A block of data
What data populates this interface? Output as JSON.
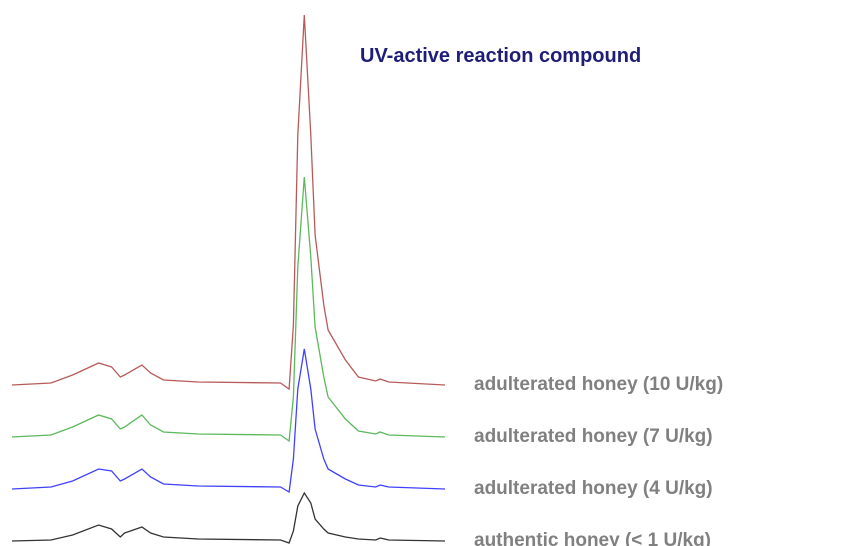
{
  "chart_data": {
    "type": "line",
    "title": "UV-active reaction compound",
    "x": [
      0,
      9,
      14,
      20,
      23,
      25,
      26,
      30,
      32,
      35,
      43,
      62,
      64,
      65,
      66,
      67.5,
      69,
      70,
      72,
      73,
      77,
      80,
      84,
      85,
      87,
      100
    ],
    "series": [
      {
        "name": "adulterated honey (10 U/kg)",
        "color": "#b85a5a",
        "values": [
          0,
          2,
          10,
          22,
          18,
          8,
          10,
          20,
          12,
          5,
          3,
          2,
          -4,
          60,
          250,
          370,
          250,
          150,
          80,
          55,
          25,
          8,
          4,
          6,
          3,
          0
        ]
      },
      {
        "name": "adulterated honey (7 U/kg)",
        "color": "#5cb85c",
        "values": [
          0,
          2,
          10,
          22,
          18,
          8,
          10,
          22,
          12,
          5,
          3,
          2,
          -4,
          40,
          170,
          260,
          180,
          110,
          60,
          40,
          18,
          6,
          3,
          5,
          2,
          0
        ]
      },
      {
        "name": "adulterated honey (4 U/kg)",
        "color": "#4040ff",
        "values": [
          0,
          2,
          8,
          20,
          18,
          8,
          10,
          20,
          12,
          5,
          3,
          2,
          -3,
          30,
          100,
          140,
          100,
          60,
          30,
          20,
          10,
          4,
          2,
          4,
          2,
          0
        ]
      },
      {
        "name": "authentic honey (< 1 U/kg)",
        "color": "#333333",
        "values": [
          0,
          1,
          6,
          16,
          12,
          4,
          8,
          14,
          8,
          4,
          2,
          1,
          -2,
          10,
          35,
          48,
          38,
          22,
          12,
          8,
          4,
          2,
          1,
          3,
          1,
          0
        ]
      }
    ]
  }
}
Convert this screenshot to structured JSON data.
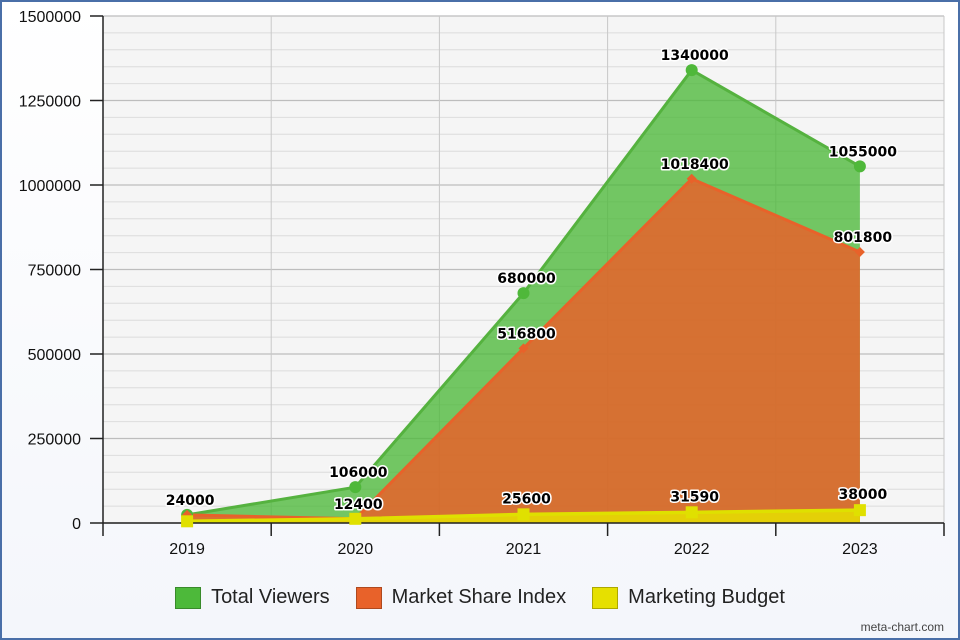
{
  "chart_data": {
    "type": "area",
    "categories": [
      "2019",
      "2020",
      "2021",
      "2022",
      "2023"
    ],
    "series": [
      {
        "name": "Total Viewers",
        "values": [
          24000,
          106000,
          680000,
          1340000,
          1055000
        ],
        "color": "#4db93a",
        "line_color": "#55b23f",
        "marker": "circle"
      },
      {
        "name": "Market Share Index",
        "values": [
          24000,
          12400,
          516800,
          1018400,
          801800
        ],
        "color": "#e8622a",
        "line_color": "#e8622a",
        "marker": "diamond"
      },
      {
        "name": "Marketing Budget",
        "values": [
          5000,
          12400,
          25600,
          31590,
          38000
        ],
        "color": "#e6e000",
        "line_color": "#dfe000",
        "marker": "square"
      }
    ],
    "data_labels": [
      [
        "24000",
        "106000",
        "680000",
        "1340000",
        "1055000"
      ],
      [
        "",
        "12400",
        "516800",
        "1018400",
        "801800"
      ],
      [
        "",
        "",
        "25600",
        "31590",
        "38000"
      ]
    ],
    "y_ticks": [
      "0",
      "250000",
      "500000",
      "750000",
      "1000000",
      "1250000",
      "1500000"
    ],
    "ylim": [
      0,
      1500000
    ],
    "y_step": 250000,
    "title": "",
    "xlabel": "",
    "ylabel": "",
    "grid": true,
    "legend_position": "bottom"
  },
  "watermark": "meta-chart.com"
}
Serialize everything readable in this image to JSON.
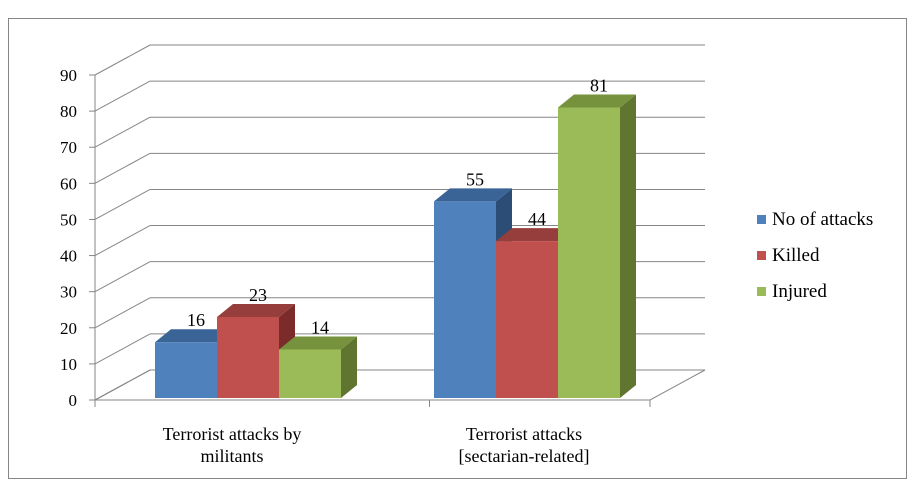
{
  "chart_data": {
    "type": "bar",
    "style": "3d-clustered-column",
    "categories": [
      [
        "Terrorist attacks by",
        "militants"
      ],
      [
        "Terrorist attacks",
        "[sectarian-related]"
      ]
    ],
    "series": [
      {
        "name": "No of attacks",
        "values": [
          16,
          55
        ],
        "color": "#4F81BD",
        "side": "#2C4D75",
        "top": "#3A6396"
      },
      {
        "name": "Killed",
        "values": [
          23,
          44
        ],
        "color": "#C0504D",
        "side": "#7B2C2A",
        "top": "#963E3B"
      },
      {
        "name": "Injured",
        "values": [
          14,
          81
        ],
        "color": "#9BBB59",
        "side": "#5F7530",
        "top": "#76923C"
      }
    ],
    "yticks": [
      "0",
      "10",
      "20",
      "30",
      "40",
      "50",
      "60",
      "70",
      "80",
      "90"
    ],
    "ylim": [
      0,
      90
    ],
    "grid": true,
    "legend": "right",
    "title": "",
    "xlabel": "",
    "ylabel": ""
  }
}
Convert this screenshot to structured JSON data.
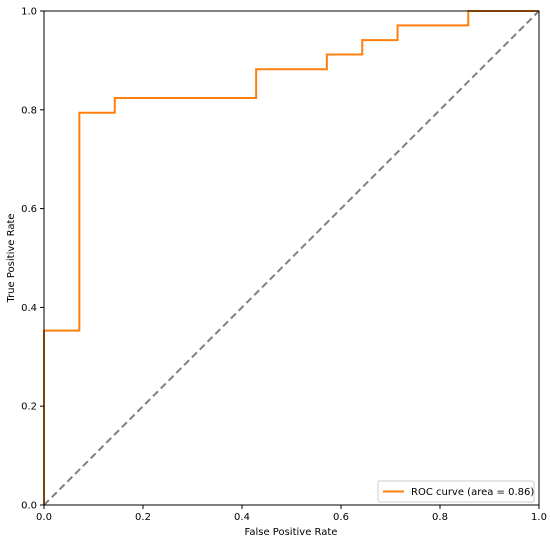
{
  "chart_data": {
    "type": "line",
    "xlabel": "False Positive Rate",
    "ylabel": "True Positive Rate",
    "xlim": [
      0.0,
      1.0
    ],
    "ylim": [
      0.0,
      1.0
    ],
    "grid": false,
    "legend_position": "lower-right",
    "x_ticks": [
      "0.0",
      "0.2",
      "0.4",
      "0.6",
      "0.8",
      "1.0"
    ],
    "y_ticks": [
      "0.0",
      "0.2",
      "0.4",
      "0.6",
      "0.8",
      "1.0"
    ],
    "series": [
      {
        "name": "ROC curve (area = 0.86)",
        "color": "#ff7f0e",
        "style": "step",
        "x": [
          0.0,
          0.0,
          0.0714,
          0.0714,
          0.1429,
          0.1429,
          0.4286,
          0.4286,
          0.5714,
          0.5714,
          0.6429,
          0.6429,
          0.7143,
          0.7143,
          0.8571,
          0.8571,
          1.0
        ],
        "y": [
          0.0,
          0.353,
          0.353,
          0.794,
          0.794,
          0.824,
          0.824,
          0.882,
          0.882,
          0.912,
          0.912,
          0.941,
          0.941,
          0.971,
          0.971,
          1.0,
          1.0
        ]
      },
      {
        "color": "#808080",
        "style": "dashed",
        "x": [
          0.0,
          1.0
        ],
        "y": [
          0.0,
          1.0
        ]
      }
    ]
  }
}
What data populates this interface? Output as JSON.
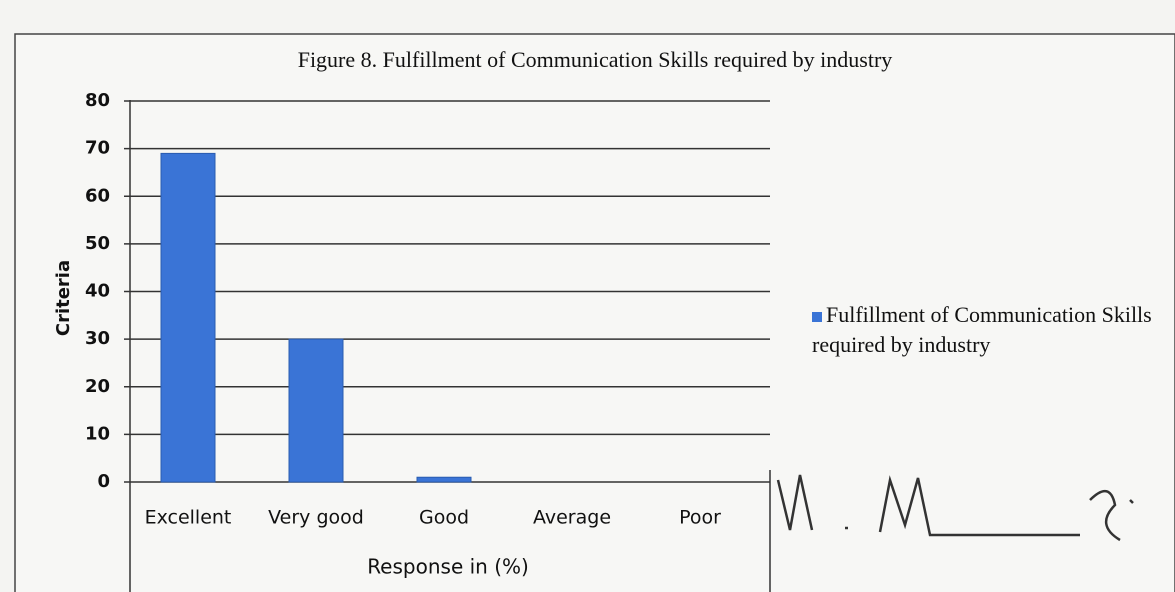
{
  "chart_data": {
    "type": "bar",
    "title": "Figure 8. Fulfillment of Communication Skills required by industry",
    "y_label": "Criteria",
    "x_label": "Response in (%)",
    "categories": [
      "Excellent",
      "Very good",
      "Good",
      "Average",
      "Poor"
    ],
    "series": [
      {
        "name": "Fulfillment of Communication Skills required by industry",
        "color": "#3a74d6",
        "values": [
          69,
          30,
          1,
          0,
          0
        ]
      }
    ],
    "ylim": [
      0,
      80
    ],
    "yticks": [
      0,
      10,
      20,
      30,
      40,
      50,
      60,
      70,
      80
    ],
    "grid": true,
    "legend": "right"
  }
}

Directive: Identify the lines that contain the string "Terrorist", and copy every one of them.

Output for this exercise:
        "Terrorist attacks by",
        "Terrorist attacks",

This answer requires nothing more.